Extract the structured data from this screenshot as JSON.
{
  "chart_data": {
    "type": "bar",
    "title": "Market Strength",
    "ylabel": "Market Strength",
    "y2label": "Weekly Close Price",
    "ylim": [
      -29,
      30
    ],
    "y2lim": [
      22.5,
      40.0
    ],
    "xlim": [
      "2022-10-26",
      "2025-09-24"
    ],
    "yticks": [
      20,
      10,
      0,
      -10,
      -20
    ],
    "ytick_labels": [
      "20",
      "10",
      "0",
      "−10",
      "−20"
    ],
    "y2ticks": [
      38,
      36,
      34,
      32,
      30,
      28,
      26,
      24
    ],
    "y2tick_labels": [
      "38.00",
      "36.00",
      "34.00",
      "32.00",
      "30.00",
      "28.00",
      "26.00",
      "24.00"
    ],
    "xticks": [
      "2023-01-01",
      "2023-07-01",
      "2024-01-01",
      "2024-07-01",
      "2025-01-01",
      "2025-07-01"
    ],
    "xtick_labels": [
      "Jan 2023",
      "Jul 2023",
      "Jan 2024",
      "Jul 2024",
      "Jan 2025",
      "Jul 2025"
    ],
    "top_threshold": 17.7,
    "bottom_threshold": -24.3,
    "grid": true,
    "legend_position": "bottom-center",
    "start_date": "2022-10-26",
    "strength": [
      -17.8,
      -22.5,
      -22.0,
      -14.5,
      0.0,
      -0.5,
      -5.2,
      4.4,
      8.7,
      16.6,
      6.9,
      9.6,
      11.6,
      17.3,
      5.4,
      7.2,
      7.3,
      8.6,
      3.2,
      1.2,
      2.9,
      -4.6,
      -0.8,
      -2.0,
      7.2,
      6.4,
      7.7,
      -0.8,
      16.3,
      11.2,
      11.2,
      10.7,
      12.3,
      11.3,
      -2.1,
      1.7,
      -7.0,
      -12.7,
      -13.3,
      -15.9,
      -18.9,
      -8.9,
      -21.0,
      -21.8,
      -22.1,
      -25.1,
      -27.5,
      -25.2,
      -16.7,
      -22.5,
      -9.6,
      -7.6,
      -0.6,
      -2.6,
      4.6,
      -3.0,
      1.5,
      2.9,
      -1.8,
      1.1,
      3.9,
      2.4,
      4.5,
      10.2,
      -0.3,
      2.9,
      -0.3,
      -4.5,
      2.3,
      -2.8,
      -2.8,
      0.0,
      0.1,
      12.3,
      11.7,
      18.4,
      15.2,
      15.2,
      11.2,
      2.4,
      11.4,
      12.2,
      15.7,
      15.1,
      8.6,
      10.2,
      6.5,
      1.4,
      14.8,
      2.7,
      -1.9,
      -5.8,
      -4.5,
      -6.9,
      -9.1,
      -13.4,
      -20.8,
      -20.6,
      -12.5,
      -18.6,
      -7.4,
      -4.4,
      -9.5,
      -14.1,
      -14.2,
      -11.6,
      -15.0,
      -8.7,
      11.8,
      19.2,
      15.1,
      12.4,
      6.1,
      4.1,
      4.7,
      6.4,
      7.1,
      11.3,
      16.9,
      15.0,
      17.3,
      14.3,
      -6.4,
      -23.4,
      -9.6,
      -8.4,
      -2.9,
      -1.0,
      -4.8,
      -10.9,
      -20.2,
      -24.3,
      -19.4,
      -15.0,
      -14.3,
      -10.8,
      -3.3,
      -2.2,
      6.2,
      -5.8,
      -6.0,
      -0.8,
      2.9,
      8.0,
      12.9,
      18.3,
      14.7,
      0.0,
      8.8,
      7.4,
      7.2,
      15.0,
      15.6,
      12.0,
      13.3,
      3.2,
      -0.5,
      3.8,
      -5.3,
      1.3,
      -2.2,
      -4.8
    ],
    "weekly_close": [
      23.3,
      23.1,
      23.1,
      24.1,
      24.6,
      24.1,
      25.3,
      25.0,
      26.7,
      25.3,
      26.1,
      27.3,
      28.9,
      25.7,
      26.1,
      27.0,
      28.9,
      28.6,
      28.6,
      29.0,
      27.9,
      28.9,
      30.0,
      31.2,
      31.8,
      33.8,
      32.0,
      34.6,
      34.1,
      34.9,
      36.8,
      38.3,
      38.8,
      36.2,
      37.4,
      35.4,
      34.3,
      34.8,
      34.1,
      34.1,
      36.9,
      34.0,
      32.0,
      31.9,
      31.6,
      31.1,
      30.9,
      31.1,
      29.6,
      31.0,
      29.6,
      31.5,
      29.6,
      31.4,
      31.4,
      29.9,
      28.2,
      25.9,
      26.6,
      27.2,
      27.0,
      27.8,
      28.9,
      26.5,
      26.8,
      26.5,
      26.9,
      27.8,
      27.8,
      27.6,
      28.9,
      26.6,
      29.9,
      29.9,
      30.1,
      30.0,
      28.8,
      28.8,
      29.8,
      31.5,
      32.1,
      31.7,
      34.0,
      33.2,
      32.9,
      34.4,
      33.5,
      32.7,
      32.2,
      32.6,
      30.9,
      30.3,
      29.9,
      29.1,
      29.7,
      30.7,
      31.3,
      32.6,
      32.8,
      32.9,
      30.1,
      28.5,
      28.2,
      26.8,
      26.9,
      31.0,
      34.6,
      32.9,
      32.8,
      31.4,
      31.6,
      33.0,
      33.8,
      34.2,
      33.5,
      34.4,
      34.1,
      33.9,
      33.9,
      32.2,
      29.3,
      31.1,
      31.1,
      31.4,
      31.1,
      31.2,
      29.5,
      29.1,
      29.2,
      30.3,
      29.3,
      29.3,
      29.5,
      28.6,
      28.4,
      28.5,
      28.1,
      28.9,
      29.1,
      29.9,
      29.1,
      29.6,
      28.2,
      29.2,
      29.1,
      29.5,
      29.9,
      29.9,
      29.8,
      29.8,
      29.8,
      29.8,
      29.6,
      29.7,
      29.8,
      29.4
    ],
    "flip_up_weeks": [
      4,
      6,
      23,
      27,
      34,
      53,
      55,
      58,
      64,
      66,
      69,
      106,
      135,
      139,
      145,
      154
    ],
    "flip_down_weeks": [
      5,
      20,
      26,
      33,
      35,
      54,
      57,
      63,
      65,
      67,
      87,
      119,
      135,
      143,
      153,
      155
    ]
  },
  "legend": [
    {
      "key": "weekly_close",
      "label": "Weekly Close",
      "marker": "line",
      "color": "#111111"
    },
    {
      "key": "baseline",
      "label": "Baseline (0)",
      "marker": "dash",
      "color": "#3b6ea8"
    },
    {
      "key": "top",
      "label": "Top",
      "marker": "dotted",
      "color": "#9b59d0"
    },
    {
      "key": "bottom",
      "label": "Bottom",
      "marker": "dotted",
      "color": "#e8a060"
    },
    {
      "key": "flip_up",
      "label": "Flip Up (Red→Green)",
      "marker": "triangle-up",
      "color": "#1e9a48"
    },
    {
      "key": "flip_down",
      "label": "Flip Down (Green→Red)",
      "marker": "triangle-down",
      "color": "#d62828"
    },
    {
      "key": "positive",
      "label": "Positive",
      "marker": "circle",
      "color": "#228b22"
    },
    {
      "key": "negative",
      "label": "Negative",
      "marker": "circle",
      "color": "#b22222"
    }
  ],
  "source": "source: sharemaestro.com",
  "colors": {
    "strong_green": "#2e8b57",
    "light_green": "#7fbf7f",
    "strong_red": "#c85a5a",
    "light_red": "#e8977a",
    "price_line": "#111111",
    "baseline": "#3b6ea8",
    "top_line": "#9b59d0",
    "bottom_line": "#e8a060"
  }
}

◆ Work required ◆
Write out all the records above again, exactly as they stand.

◆ Answer to the problem ◆
Extract the structured data from this screenshot as JSON.
{
  "chart_data": {
    "type": "bar",
    "title": "Market Strength",
    "ylabel": "Market Strength",
    "y2label": "Weekly Close Price",
    "ylim": [
      -29,
      30
    ],
    "y2lim": [
      22.5,
      40.0
    ],
    "xlim": [
      "2022-10-26",
      "2025-09-24"
    ],
    "yticks": [
      20,
      10,
      0,
      -10,
      -20
    ],
    "ytick_labels": [
      "20",
      "10",
      "0",
      "−10",
      "−20"
    ],
    "y2ticks": [
      38,
      36,
      34,
      32,
      30,
      28,
      26,
      24
    ],
    "y2tick_labels": [
      "38.00",
      "36.00",
      "34.00",
      "32.00",
      "30.00",
      "28.00",
      "26.00",
      "24.00"
    ],
    "xticks": [
      "2023-01-01",
      "2023-07-01",
      "2024-01-01",
      "2024-07-01",
      "2025-01-01",
      "2025-07-01"
    ],
    "xtick_labels": [
      "Jan 2023",
      "Jul 2023",
      "Jan 2024",
      "Jul 2024",
      "Jan 2025",
      "Jul 2025"
    ],
    "top_threshold": 17.7,
    "bottom_threshold": -24.3,
    "grid": true,
    "legend_position": "bottom-center",
    "start_date": "2022-10-26",
    "strength": [
      -17.8,
      -22.5,
      -22.0,
      -14.5,
      0.0,
      -0.5,
      -5.2,
      4.4,
      8.7,
      16.6,
      6.9,
      9.6,
      11.6,
      17.3,
      5.4,
      7.2,
      7.3,
      8.6,
      3.2,
      1.2,
      2.9,
      -4.6,
      -0.8,
      -2.0,
      7.2,
      6.4,
      7.7,
      -0.8,
      16.3,
      11.2,
      11.2,
      10.7,
      12.3,
      11.3,
      -2.1,
      1.7,
      -7.0,
      -12.7,
      -13.3,
      -15.9,
      -18.9,
      -8.9,
      -21.0,
      -21.8,
      -22.1,
      -25.1,
      -27.5,
      -25.2,
      -16.7,
      -22.5,
      -9.6,
      -7.6,
      -0.6,
      -2.6,
      4.6,
      -3.0,
      1.5,
      2.9,
      -1.8,
      1.1,
      3.9,
      2.4,
      4.5,
      10.2,
      -0.3,
      2.9,
      -0.3,
      -4.5,
      2.3,
      -2.8,
      -2.8,
      0.0,
      0.1,
      12.3,
      11.7,
      18.4,
      15.2,
      15.2,
      11.2,
      2.4,
      11.4,
      12.2,
      15.7,
      15.1,
      8.6,
      10.2,
      6.5,
      1.4,
      14.8,
      2.7,
      -1.9,
      -5.8,
      -4.5,
      -6.9,
      -9.1,
      -13.4,
      -20.8,
      -20.6,
      -12.5,
      -18.6,
      -7.4,
      -4.4,
      -9.5,
      -14.1,
      -14.2,
      -11.6,
      -15.0,
      -8.7,
      11.8,
      19.2,
      15.1,
      12.4,
      6.1,
      4.1,
      4.7,
      6.4,
      7.1,
      11.3,
      16.9,
      15.0,
      17.3,
      14.3,
      -6.4,
      -23.4,
      -9.6,
      -8.4,
      -2.9,
      -1.0,
      -4.8,
      -10.9,
      -20.2,
      -24.3,
      -19.4,
      -15.0,
      -14.3,
      -10.8,
      -3.3,
      -2.2,
      6.2,
      -5.8,
      -6.0,
      -0.8,
      2.9,
      8.0,
      12.9,
      18.3,
      14.7,
      0.0,
      8.8,
      7.4,
      7.2,
      15.0,
      15.6,
      12.0,
      13.3,
      3.2,
      -0.5,
      3.8,
      -5.3,
      1.3,
      -2.2,
      -4.8
    ],
    "weekly_close": [
      23.3,
      23.1,
      23.1,
      24.1,
      24.6,
      24.1,
      25.3,
      25.0,
      26.7,
      25.3,
      26.1,
      27.3,
      28.9,
      25.7,
      26.1,
      27.0,
      28.9,
      28.6,
      28.6,
      29.0,
      27.9,
      28.9,
      30.0,
      31.2,
      31.8,
      33.8,
      32.0,
      34.6,
      34.1,
      34.9,
      36.8,
      38.3,
      38.8,
      36.2,
      37.4,
      35.4,
      34.3,
      34.8,
      34.1,
      34.1,
      36.9,
      34.0,
      32.0,
      31.9,
      31.6,
      31.1,
      30.9,
      31.1,
      29.6,
      31.0,
      29.6,
      31.5,
      29.6,
      31.4,
      31.4,
      29.9,
      28.2,
      25.9,
      26.6,
      27.2,
      27.0,
      27.8,
      28.9,
      26.5,
      26.8,
      26.5,
      26.9,
      27.8,
      27.8,
      27.6,
      28.9,
      26.6,
      29.9,
      29.9,
      30.1,
      30.0,
      28.8,
      28.8,
      29.8,
      31.5,
      32.1,
      31.7,
      34.0,
      33.2,
      32.9,
      34.4,
      33.5,
      32.7,
      32.2,
      32.6,
      30.9,
      30.3,
      29.9,
      29.1,
      29.7,
      30.7,
      31.3,
      32.6,
      32.8,
      32.9,
      30.1,
      28.5,
      28.2,
      26.8,
      26.9,
      31.0,
      34.6,
      32.9,
      32.8,
      31.4,
      31.6,
      33.0,
      33.8,
      34.2,
      33.5,
      34.4,
      34.1,
      33.9,
      33.9,
      32.2,
      29.3,
      31.1,
      31.1,
      31.4,
      31.1,
      31.2,
      29.5,
      29.1,
      29.2,
      30.3,
      29.3,
      29.3,
      29.5,
      28.6,
      28.4,
      28.5,
      28.1,
      28.9,
      29.1,
      29.9,
      29.1,
      29.6,
      28.2,
      29.2,
      29.1,
      29.5,
      29.9,
      29.9,
      29.8,
      29.8,
      29.8,
      29.8,
      29.6,
      29.7,
      29.8,
      29.4
    ],
    "flip_up_weeks": [
      4,
      6,
      23,
      27,
      34,
      53,
      55,
      58,
      64,
      66,
      69,
      106,
      135,
      139,
      145,
      154
    ],
    "flip_down_weeks": [
      5,
      20,
      26,
      33,
      35,
      54,
      57,
      63,
      65,
      67,
      87,
      119,
      135,
      143,
      153,
      155
    ]
  },
  "legend": [
    {
      "key": "weekly_close",
      "label": "Weekly Close",
      "marker": "line",
      "color": "#111111"
    },
    {
      "key": "baseline",
      "label": "Baseline (0)",
      "marker": "dash",
      "color": "#3b6ea8"
    },
    {
      "key": "top",
      "label": "Top",
      "marker": "dotted",
      "color": "#9b59d0"
    },
    {
      "key": "bottom",
      "label": "Bottom",
      "marker": "dotted",
      "color": "#e8a060"
    },
    {
      "key": "flip_up",
      "label": "Flip Up (Red→Green)",
      "marker": "triangle-up",
      "color": "#1e9a48"
    },
    {
      "key": "flip_down",
      "label": "Flip Down (Green→Red)",
      "marker": "triangle-down",
      "color": "#d62828"
    },
    {
      "key": "positive",
      "label": "Positive",
      "marker": "circle",
      "color": "#228b22"
    },
    {
      "key": "negative",
      "label": "Negative",
      "marker": "circle",
      "color": "#b22222"
    }
  ],
  "source": "source: sharemaestro.com",
  "colors": {
    "strong_green": "#2e8b57",
    "light_green": "#7fbf7f",
    "strong_red": "#c85a5a",
    "light_red": "#e8977a",
    "price_line": "#111111",
    "baseline": "#3b6ea8",
    "top_line": "#9b59d0",
    "bottom_line": "#e8a060"
  }
}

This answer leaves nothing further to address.